══ Exercise data
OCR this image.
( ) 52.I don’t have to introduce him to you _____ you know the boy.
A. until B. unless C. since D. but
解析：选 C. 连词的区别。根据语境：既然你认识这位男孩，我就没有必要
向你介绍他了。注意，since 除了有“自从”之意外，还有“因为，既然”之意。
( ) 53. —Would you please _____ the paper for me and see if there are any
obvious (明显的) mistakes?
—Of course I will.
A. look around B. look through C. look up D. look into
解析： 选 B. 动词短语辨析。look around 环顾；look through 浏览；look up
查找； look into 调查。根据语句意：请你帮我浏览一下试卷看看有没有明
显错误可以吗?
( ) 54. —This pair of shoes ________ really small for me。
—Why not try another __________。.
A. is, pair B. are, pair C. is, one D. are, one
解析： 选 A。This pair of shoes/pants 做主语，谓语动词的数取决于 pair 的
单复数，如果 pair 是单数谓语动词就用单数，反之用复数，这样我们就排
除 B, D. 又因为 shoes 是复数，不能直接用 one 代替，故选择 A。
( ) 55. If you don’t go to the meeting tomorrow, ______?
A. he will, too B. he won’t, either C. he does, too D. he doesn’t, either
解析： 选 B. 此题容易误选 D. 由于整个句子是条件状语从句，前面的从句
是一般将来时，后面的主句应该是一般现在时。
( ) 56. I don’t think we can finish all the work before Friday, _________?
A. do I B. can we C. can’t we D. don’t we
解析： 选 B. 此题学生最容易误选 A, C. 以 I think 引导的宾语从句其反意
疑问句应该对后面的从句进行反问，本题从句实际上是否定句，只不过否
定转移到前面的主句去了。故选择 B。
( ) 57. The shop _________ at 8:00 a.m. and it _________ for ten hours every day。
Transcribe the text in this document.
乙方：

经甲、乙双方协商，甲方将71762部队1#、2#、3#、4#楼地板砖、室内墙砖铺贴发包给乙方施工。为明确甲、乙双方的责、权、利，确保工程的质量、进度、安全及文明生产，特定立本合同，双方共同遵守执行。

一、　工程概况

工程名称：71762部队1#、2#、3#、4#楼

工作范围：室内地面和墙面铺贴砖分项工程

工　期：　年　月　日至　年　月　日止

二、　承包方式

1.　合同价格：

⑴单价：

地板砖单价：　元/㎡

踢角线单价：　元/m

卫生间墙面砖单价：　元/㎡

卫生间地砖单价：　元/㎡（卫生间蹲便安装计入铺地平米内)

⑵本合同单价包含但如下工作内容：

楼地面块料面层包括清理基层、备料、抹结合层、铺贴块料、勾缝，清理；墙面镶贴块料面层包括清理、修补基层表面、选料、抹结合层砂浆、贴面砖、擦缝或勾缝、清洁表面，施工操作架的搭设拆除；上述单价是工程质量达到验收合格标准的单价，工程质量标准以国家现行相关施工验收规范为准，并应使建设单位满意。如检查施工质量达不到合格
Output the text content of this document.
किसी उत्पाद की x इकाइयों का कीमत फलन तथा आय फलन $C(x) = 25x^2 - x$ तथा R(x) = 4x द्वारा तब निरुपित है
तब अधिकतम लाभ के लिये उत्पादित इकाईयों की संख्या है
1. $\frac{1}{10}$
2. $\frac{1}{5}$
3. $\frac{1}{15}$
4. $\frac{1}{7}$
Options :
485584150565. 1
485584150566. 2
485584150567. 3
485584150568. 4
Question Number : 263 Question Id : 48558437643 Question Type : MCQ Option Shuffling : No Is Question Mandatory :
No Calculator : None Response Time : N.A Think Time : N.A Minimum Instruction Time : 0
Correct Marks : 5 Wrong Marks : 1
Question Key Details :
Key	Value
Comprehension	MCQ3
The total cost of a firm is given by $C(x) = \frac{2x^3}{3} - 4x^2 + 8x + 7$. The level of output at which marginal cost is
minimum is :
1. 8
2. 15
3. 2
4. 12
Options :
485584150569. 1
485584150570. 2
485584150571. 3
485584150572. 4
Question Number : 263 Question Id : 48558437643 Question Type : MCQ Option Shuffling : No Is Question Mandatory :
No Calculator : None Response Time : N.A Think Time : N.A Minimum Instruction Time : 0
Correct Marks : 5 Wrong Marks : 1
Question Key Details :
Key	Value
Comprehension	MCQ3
════
### Exercise task
Type out the whole listing above again, exactly as it stands.

### Solution
OCR this image.
( ) 52.I don’t have to introduce him to you _____ you know the boy.
A. until B. unless C. since D. but
解析：选 C. 连词的区别。根据语境：既然你认识这位男孩，我就没有必要
向你介绍他了。注意，since 除了有“自从”之意外，还有“因为，既然”之意。
( ) 53. —Would you please _____ the paper for me and see if there are any
obvious (明显的) mistakes?
—Of course I will.
A. look around B. look through C. look up D. look into
解析： 选 B. 动词短语辨析。look around 环顾；look through 浏览；look up
查找； look into 调查。根据语句意：请你帮我浏览一下试卷看看有没有明
显错误可以吗?
( ) 54. —This pair of shoes ________ really small for me。
—Why not try another __________。.
A. is, pair B. are, pair C. is, one D. are, one
解析： 选 A。This pair of shoes/pants 做主语，谓语动词的数取决于 pair 的
单复数，如果 pair 是单数谓语动词就用单数，反之用复数，这样我们就排
除 B, D. 又因为 shoes 是复数，不能直接用 one 代替，故选择 A。
( ) 55. If you don’t go to the meeting tomorrow, ______?
A. he will, too B. he won’t, either C. he does, too D. he doesn’t, either
解析： 选 B. 此题容易误选 D. 由于整个句子是条件状语从句，前面的从句
是一般将来时，后面的主句应该是一般现在时。
( ) 56. I don’t think we can finish all the work before Friday, _________?
A. do I B. can we C. can’t we D. don’t we
解析： 选 B. 此题学生最容易误选 A, C. 以 I think 引导的宾语从句其反意
疑问句应该对后面的从句进行反问，本题从句实际上是否定句，只不过否
定转移到前面的主句去了。故选择 B。
( ) 57. The shop _________ at 8:00 a.m. and it _________ for ten hours every day。
Transcribe the text in this document.
乙方：

经甲、乙双方协商，甲方将71762部队1#、2#、3#、4#楼地板砖、室内墙砖铺贴发包给乙方施工。为明确甲、乙双方的责、权、利，确保工程的质量、进度、安全及文明生产，特定立本合同，双方共同遵守执行。

一、　工程概况

工程名称：71762部队1#、2#、3#、4#楼

工作范围：室内地面和墙面铺贴砖分项工程

工　期：　年　月　日至　年　月　日止

二、　承包方式

1.　合同价格：

⑴单价：

地板砖单价：　元/㎡

踢角线单价：　元/m

卫生间墙面砖单价：　元/㎡

卫生间地砖单价：　元/㎡（卫生间蹲便安装计入铺地平米内)

⑵本合同单价包含但如下工作内容：

楼地面块料面层包括清理基层、备料、抹结合层、铺贴块料、勾缝，清理；墙面镶贴块料面层包括清理、修补基层表面、选料、抹结合层砂浆、贴面砖、擦缝或勾缝、清洁表面，施工操作架的搭设拆除；上述单价是工程质量达到验收合格标准的单价，工程质量标准以国家现行相关施工验收规范为准，并应使建设单位满意。如检查施工质量达不到合格
Output the text content of this document.
किसी उत्पाद की x इकाइयों का कीमत फलन तथा आय फलन $C(x) = 25x^2 - x$ तथा R(x) = 4x द्वारा तब निरुपित है
तब अधिकतम लाभ के लिये उत्पादित इकाईयों की संख्या है
1. $\frac{1}{10}$
2. $\frac{1}{5}$
3. $\frac{1}{15}$
4. $\frac{1}{7}$
Options :
485584150565. 1
485584150566. 2
485584150567. 3
485584150568. 4
Question Number : 263 Question Id : 48558437643 Question Type : MCQ Option Shuffling : No Is Question Mandatory :
No Calculator : None Response Time : N.A Think Time : N.A Minimum Instruction Time : 0
Correct Marks : 5 Wrong Marks : 1
Question Key Details :
Key	Value
Comprehension	MCQ3
The total cost of a firm is given by $C(x) = \frac{2x^3}{3} - 4x^2 + 8x + 7$. The level of output at which marginal cost is
minimum is :
1. 8
2. 15
3. 2
4. 12
Options :
485584150569. 1
485584150570. 2
485584150571. 3
485584150572. 4
Question Number : 263 Question Id : 48558437643 Question Type : MCQ Option Shuffling : No Is Question Mandatory :
No Calculator : None Response Time : N.A Think Time : N.A Minimum Instruction Time : 0
Correct Marks : 5 Wrong Marks : 1
Question Key Details :
Key	Value
Comprehension	MCQ3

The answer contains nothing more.